[start of Data for processing]

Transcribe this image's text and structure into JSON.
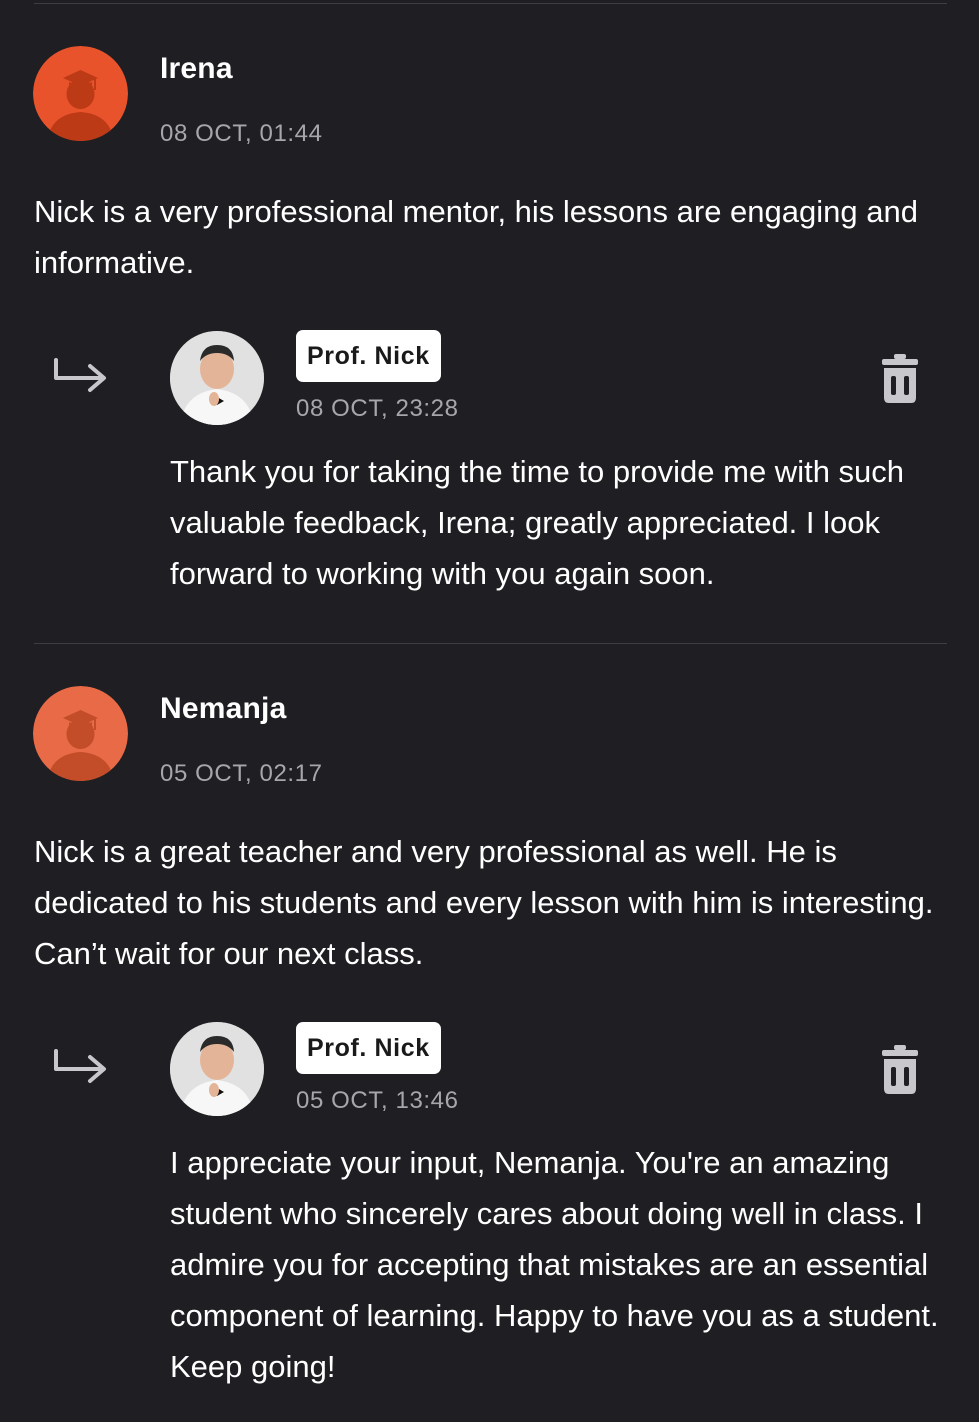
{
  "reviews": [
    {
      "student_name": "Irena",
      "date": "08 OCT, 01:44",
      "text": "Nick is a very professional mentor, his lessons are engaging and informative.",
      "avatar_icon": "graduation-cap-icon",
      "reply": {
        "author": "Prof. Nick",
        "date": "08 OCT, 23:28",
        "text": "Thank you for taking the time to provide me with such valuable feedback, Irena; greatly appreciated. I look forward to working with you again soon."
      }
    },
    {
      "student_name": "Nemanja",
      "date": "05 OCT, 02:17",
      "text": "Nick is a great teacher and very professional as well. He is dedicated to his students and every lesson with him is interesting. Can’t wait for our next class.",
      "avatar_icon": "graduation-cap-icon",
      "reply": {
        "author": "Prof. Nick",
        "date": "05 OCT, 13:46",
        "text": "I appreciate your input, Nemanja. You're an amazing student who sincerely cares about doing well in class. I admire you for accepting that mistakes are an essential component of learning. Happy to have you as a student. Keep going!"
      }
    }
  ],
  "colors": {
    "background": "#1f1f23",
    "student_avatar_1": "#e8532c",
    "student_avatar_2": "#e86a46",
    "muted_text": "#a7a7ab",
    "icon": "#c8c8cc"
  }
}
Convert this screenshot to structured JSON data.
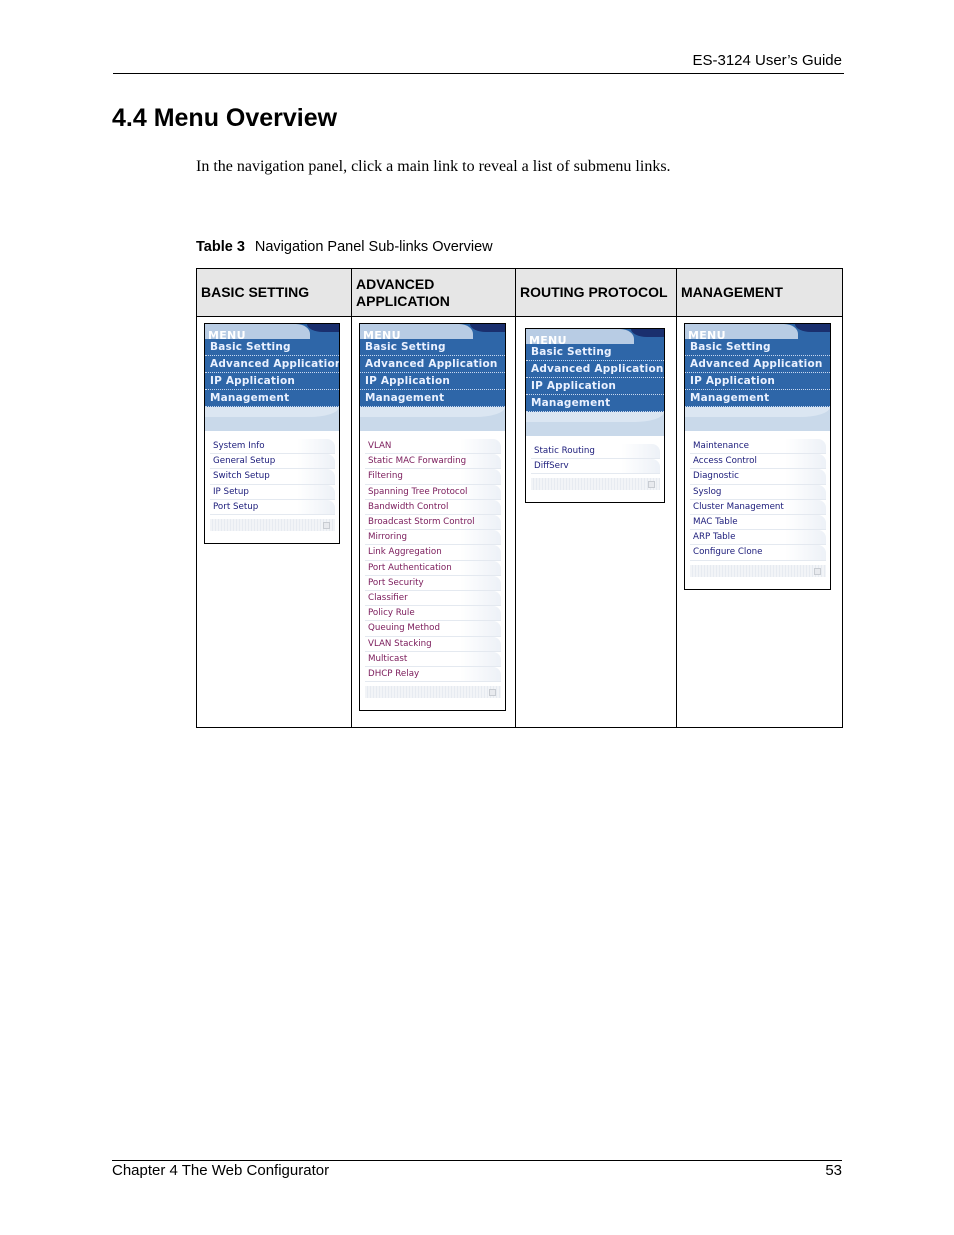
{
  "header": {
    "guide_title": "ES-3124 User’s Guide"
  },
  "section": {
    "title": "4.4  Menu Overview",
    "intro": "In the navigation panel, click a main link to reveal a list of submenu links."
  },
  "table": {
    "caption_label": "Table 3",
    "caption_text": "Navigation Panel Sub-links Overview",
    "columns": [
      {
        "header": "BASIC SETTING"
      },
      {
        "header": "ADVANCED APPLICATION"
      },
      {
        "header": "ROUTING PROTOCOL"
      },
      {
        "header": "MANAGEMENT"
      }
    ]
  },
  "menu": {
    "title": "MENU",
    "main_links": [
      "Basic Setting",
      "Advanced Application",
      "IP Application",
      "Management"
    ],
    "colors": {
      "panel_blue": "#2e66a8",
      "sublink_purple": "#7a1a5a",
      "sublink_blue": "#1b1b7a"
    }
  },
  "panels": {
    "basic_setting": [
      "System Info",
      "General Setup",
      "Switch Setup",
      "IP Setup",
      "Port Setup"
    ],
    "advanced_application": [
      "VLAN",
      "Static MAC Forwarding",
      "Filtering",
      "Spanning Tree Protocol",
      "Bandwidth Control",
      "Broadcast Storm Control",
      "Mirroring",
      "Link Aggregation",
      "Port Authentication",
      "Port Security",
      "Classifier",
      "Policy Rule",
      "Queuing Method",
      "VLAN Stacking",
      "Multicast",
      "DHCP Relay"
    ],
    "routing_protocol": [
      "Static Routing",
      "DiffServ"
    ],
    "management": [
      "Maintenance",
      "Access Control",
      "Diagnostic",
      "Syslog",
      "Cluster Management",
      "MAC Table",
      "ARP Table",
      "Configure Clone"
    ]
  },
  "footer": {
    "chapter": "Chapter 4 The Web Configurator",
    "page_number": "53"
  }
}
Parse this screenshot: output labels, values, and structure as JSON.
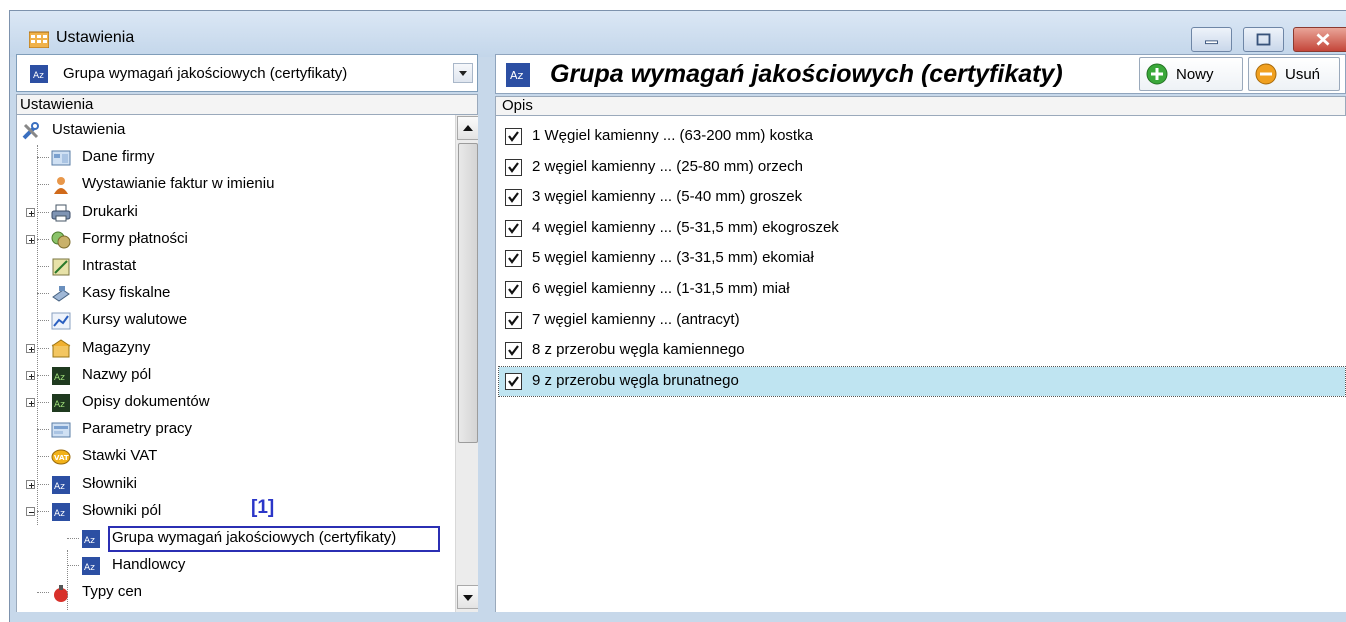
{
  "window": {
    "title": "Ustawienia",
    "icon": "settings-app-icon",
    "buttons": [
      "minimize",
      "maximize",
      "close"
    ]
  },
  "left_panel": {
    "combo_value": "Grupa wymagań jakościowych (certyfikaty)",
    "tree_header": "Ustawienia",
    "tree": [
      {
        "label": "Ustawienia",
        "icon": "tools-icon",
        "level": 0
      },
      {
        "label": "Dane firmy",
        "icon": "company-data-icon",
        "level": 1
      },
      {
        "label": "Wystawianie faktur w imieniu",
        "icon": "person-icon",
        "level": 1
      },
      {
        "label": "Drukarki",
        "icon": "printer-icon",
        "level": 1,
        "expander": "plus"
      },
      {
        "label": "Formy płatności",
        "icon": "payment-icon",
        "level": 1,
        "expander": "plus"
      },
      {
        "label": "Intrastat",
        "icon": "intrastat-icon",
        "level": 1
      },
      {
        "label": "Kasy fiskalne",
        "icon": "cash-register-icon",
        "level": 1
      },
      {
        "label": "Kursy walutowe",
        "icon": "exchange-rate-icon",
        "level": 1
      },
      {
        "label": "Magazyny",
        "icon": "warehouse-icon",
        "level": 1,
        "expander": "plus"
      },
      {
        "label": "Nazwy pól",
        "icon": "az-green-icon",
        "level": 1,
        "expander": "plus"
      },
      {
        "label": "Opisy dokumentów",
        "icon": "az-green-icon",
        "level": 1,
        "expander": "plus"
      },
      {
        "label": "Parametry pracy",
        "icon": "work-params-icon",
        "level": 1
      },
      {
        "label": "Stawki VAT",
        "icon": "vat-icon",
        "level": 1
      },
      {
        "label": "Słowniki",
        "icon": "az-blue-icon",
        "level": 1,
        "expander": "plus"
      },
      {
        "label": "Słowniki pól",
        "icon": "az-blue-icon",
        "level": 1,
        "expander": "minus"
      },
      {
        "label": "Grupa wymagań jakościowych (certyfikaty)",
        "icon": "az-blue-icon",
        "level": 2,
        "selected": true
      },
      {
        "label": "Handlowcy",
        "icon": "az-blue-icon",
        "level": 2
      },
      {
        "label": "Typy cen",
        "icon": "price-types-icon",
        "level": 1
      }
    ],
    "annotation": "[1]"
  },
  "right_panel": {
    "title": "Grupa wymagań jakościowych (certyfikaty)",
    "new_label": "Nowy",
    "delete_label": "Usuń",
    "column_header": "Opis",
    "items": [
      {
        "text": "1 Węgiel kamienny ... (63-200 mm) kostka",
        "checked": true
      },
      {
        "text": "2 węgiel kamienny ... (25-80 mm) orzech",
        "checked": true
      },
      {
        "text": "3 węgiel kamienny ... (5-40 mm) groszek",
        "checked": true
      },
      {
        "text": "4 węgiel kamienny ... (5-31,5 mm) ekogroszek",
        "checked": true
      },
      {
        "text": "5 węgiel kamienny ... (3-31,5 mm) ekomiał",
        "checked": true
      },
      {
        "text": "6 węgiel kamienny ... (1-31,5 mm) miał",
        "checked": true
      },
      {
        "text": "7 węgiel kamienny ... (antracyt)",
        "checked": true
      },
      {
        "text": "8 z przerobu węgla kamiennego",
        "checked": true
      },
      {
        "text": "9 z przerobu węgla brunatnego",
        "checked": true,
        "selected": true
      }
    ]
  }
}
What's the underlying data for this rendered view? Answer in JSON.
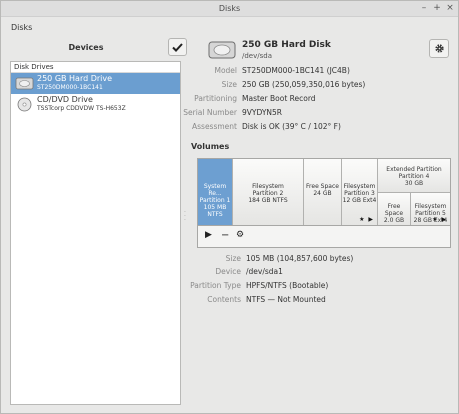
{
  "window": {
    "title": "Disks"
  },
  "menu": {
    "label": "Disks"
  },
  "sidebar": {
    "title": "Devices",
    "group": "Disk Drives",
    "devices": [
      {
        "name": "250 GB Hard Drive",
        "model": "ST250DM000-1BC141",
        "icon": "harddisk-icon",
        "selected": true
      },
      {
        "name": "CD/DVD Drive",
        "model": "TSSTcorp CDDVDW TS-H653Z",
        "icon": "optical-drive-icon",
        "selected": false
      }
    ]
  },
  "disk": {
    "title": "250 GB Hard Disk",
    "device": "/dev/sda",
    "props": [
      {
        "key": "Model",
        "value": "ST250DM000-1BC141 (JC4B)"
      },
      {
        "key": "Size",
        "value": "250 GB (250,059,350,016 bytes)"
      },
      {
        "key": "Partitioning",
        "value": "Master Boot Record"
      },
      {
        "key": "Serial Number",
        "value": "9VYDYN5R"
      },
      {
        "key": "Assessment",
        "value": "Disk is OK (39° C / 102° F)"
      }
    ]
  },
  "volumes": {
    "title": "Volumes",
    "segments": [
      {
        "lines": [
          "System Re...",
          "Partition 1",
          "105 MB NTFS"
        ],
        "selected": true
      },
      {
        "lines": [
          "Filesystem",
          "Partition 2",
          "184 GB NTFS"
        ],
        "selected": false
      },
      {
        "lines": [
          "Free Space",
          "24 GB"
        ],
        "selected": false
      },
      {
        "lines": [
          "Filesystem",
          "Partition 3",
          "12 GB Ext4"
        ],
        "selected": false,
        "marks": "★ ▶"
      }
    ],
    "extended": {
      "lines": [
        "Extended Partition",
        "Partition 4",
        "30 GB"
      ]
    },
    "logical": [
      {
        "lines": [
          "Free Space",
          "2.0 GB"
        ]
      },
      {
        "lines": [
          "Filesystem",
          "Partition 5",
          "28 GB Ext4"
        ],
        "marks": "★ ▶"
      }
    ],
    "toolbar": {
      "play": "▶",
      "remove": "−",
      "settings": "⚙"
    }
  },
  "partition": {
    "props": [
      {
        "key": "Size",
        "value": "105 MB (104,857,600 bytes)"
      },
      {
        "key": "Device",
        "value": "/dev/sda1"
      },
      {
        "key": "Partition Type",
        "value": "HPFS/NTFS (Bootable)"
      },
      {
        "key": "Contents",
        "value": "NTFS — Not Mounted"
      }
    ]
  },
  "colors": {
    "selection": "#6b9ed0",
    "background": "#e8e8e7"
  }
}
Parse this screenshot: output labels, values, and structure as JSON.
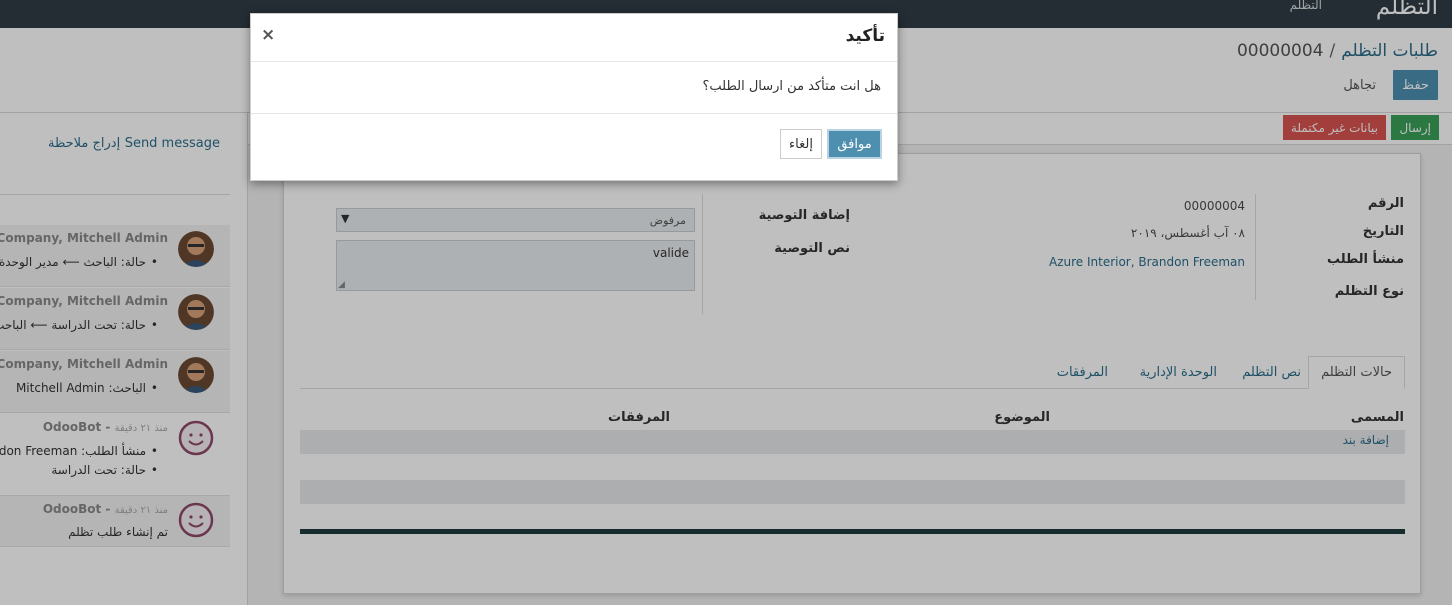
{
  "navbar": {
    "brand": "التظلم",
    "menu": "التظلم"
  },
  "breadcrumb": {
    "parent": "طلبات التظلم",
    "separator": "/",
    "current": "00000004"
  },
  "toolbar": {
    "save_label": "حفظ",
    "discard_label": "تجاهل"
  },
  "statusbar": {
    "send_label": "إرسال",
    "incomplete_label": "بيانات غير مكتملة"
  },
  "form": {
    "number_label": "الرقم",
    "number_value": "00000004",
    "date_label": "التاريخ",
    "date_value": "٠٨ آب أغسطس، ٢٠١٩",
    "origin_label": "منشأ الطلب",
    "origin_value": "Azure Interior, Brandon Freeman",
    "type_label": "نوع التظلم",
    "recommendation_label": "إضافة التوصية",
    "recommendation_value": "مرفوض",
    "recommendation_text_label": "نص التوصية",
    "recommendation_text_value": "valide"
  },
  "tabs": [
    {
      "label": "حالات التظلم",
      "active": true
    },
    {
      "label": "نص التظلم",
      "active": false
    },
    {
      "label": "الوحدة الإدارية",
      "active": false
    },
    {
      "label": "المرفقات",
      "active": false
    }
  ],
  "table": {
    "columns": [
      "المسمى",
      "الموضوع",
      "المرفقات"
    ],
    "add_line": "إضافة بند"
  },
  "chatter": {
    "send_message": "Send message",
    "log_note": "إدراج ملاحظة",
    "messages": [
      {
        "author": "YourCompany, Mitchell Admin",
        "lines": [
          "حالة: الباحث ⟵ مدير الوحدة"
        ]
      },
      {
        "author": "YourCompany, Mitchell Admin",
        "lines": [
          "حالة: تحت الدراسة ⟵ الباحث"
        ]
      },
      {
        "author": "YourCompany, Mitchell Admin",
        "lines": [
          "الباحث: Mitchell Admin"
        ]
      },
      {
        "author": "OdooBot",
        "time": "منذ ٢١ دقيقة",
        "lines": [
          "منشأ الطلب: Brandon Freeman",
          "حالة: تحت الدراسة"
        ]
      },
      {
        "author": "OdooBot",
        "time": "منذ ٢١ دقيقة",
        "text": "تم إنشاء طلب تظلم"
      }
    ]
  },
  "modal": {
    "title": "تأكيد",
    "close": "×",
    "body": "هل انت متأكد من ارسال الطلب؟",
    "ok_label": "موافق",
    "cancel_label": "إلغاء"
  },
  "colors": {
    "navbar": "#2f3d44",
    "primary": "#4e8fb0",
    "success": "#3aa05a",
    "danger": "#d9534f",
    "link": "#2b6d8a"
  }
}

[end of Data for processing]

— Exercise prompt —
Which lines contain "Nemanja"? Copy each of them.

— Result for this task —
      "student_name": "Nemanja",
        "text": "I appreciate your input, Nemanja. You're an amazing student who sincerely cares about doing well in class. I admire you for accepting that mistakes are an essential component of learning. Happy to have you as a student. Keep going!"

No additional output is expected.